◆ WHAT IS REQUIRED
Print every entry, word for word, and skip the images.
* BEGIN PROVIDED INFORMATION *
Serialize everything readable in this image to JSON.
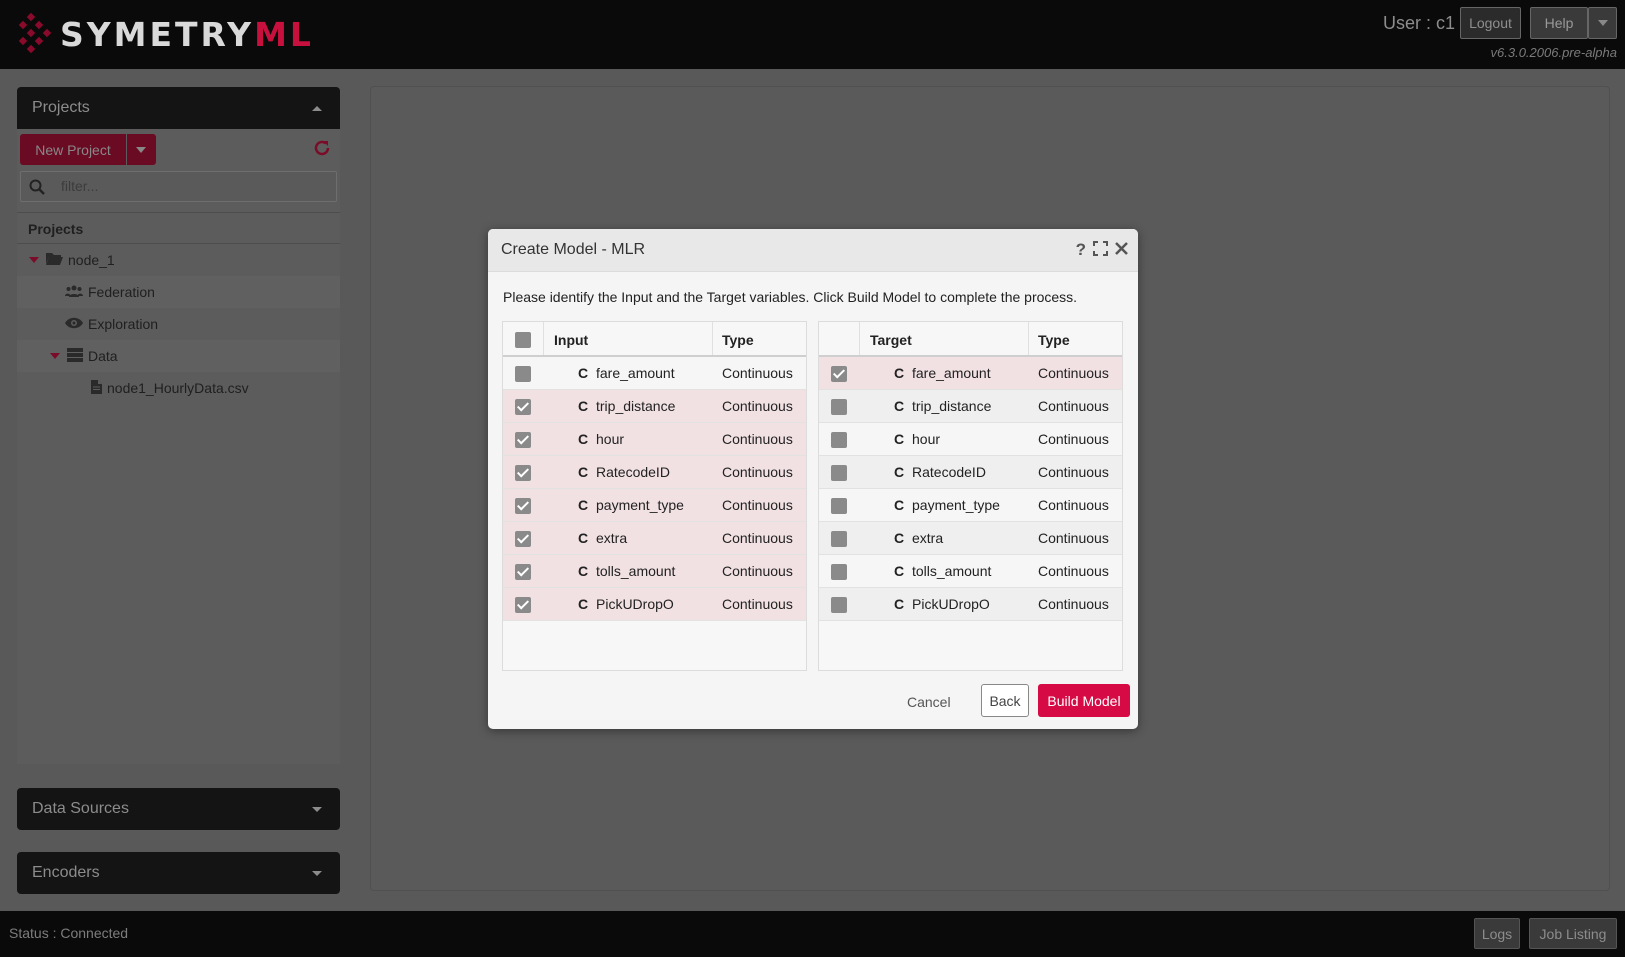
{
  "header": {
    "logo_text_main": "SYMETRY",
    "logo_text_accent": "ML",
    "user_label": "User : c1",
    "logout_label": "Logout",
    "help_label": "Help",
    "version": "v6.3.0.2006.pre-alpha"
  },
  "sidebar": {
    "projects_panel_title": "Projects",
    "new_project_label": "New Project",
    "filter_placeholder": "filter...",
    "tree_header": "Projects",
    "tree": [
      {
        "label": "node_1",
        "icon": "folder-open-icon"
      },
      {
        "label": "Federation",
        "icon": "users-icon"
      },
      {
        "label": "Exploration",
        "icon": "eye-icon"
      },
      {
        "label": "Data",
        "icon": "database-icon"
      },
      {
        "label": "node1_HourlyData.csv",
        "icon": "file-icon"
      }
    ],
    "data_sources_title": "Data Sources",
    "encoders_title": "Encoders"
  },
  "footer": {
    "status": "Status : Connected",
    "logs_label": "Logs",
    "job_listing_label": "Job Listing"
  },
  "modal": {
    "title": "Create Model - MLR",
    "description": "Please identify the Input and the Target variables. Click Build Model to complete the process.",
    "input_table": {
      "header_name": "Input",
      "header_type": "Type",
      "rows": [
        {
          "badge": "C",
          "name": "fare_amount",
          "type": "Continuous",
          "checked": false
        },
        {
          "badge": "C",
          "name": "trip_distance",
          "type": "Continuous",
          "checked": true
        },
        {
          "badge": "C",
          "name": "hour",
          "type": "Continuous",
          "checked": true
        },
        {
          "badge": "C",
          "name": "RatecodeID",
          "type": "Continuous",
          "checked": true
        },
        {
          "badge": "C",
          "name": "payment_type",
          "type": "Continuous",
          "checked": true
        },
        {
          "badge": "C",
          "name": "extra",
          "type": "Continuous",
          "checked": true
        },
        {
          "badge": "C",
          "name": "tolls_amount",
          "type": "Continuous",
          "checked": true
        },
        {
          "badge": "C",
          "name": "PickUDropO",
          "type": "Continuous",
          "checked": true
        }
      ]
    },
    "target_table": {
      "header_name": "Target",
      "header_type": "Type",
      "rows": [
        {
          "badge": "C",
          "name": "fare_amount",
          "type": "Continuous",
          "checked": true
        },
        {
          "badge": "C",
          "name": "trip_distance",
          "type": "Continuous",
          "checked": false
        },
        {
          "badge": "C",
          "name": "hour",
          "type": "Continuous",
          "checked": false
        },
        {
          "badge": "C",
          "name": "RatecodeID",
          "type": "Continuous",
          "checked": false
        },
        {
          "badge": "C",
          "name": "payment_type",
          "type": "Continuous",
          "checked": false
        },
        {
          "badge": "C",
          "name": "extra",
          "type": "Continuous",
          "checked": false
        },
        {
          "badge": "C",
          "name": "tolls_amount",
          "type": "Continuous",
          "checked": false
        },
        {
          "badge": "C",
          "name": "PickUDropO",
          "type": "Continuous",
          "checked": false
        }
      ]
    },
    "cancel_label": "Cancel",
    "back_label": "Back",
    "build_label": "Build Model"
  },
  "colors": {
    "accent": "#d60a45",
    "selected_row": "#f2e1e3",
    "header_bg": "#0a0a0a"
  }
}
* END PROVIDED INFORMATION *
◆ OUTPUT OF THE EXERCISE
Serialize everything readable in this image to JSON.
{
  "header": {
    "logo_text_main": "SYMETRY",
    "logo_text_accent": "ML",
    "user_label": "User : c1",
    "logout_label": "Logout",
    "help_label": "Help",
    "version": "v6.3.0.2006.pre-alpha"
  },
  "sidebar": {
    "projects_panel_title": "Projects",
    "new_project_label": "New Project",
    "filter_placeholder": "filter...",
    "tree_header": "Projects",
    "tree": [
      {
        "label": "node_1",
        "icon": "folder-open-icon"
      },
      {
        "label": "Federation",
        "icon": "users-icon"
      },
      {
        "label": "Exploration",
        "icon": "eye-icon"
      },
      {
        "label": "Data",
        "icon": "database-icon"
      },
      {
        "label": "node1_HourlyData.csv",
        "icon": "file-icon"
      }
    ],
    "data_sources_title": "Data Sources",
    "encoders_title": "Encoders"
  },
  "footer": {
    "status": "Status : Connected",
    "logs_label": "Logs",
    "job_listing_label": "Job Listing"
  },
  "modal": {
    "title": "Create Model - MLR",
    "description": "Please identify the Input and the Target variables. Click Build Model to complete the process.",
    "input_table": {
      "header_name": "Input",
      "header_type": "Type",
      "rows": [
        {
          "badge": "C",
          "name": "fare_amount",
          "type": "Continuous",
          "checked": false
        },
        {
          "badge": "C",
          "name": "trip_distance",
          "type": "Continuous",
          "checked": true
        },
        {
          "badge": "C",
          "name": "hour",
          "type": "Continuous",
          "checked": true
        },
        {
          "badge": "C",
          "name": "RatecodeID",
          "type": "Continuous",
          "checked": true
        },
        {
          "badge": "C",
          "name": "payment_type",
          "type": "Continuous",
          "checked": true
        },
        {
          "badge": "C",
          "name": "extra",
          "type": "Continuous",
          "checked": true
        },
        {
          "badge": "C",
          "name": "tolls_amount",
          "type": "Continuous",
          "checked": true
        },
        {
          "badge": "C",
          "name": "PickUDropO",
          "type": "Continuous",
          "checked": true
        }
      ]
    },
    "target_table": {
      "header_name": "Target",
      "header_type": "Type",
      "rows": [
        {
          "badge": "C",
          "name": "fare_amount",
          "type": "Continuous",
          "checked": true
        },
        {
          "badge": "C",
          "name": "trip_distance",
          "type": "Continuous",
          "checked": false
        },
        {
          "badge": "C",
          "name": "hour",
          "type": "Continuous",
          "checked": false
        },
        {
          "badge": "C",
          "name": "RatecodeID",
          "type": "Continuous",
          "checked": false
        },
        {
          "badge": "C",
          "name": "payment_type",
          "type": "Continuous",
          "checked": false
        },
        {
          "badge": "C",
          "name": "extra",
          "type": "Continuous",
          "checked": false
        },
        {
          "badge": "C",
          "name": "tolls_amount",
          "type": "Continuous",
          "checked": false
        },
        {
          "badge": "C",
          "name": "PickUDropO",
          "type": "Continuous",
          "checked": false
        }
      ]
    },
    "cancel_label": "Cancel",
    "back_label": "Back",
    "build_label": "Build Model"
  },
  "colors": {
    "accent": "#d60a45",
    "selected_row": "#f2e1e3",
    "header_bg": "#0a0a0a"
  }
}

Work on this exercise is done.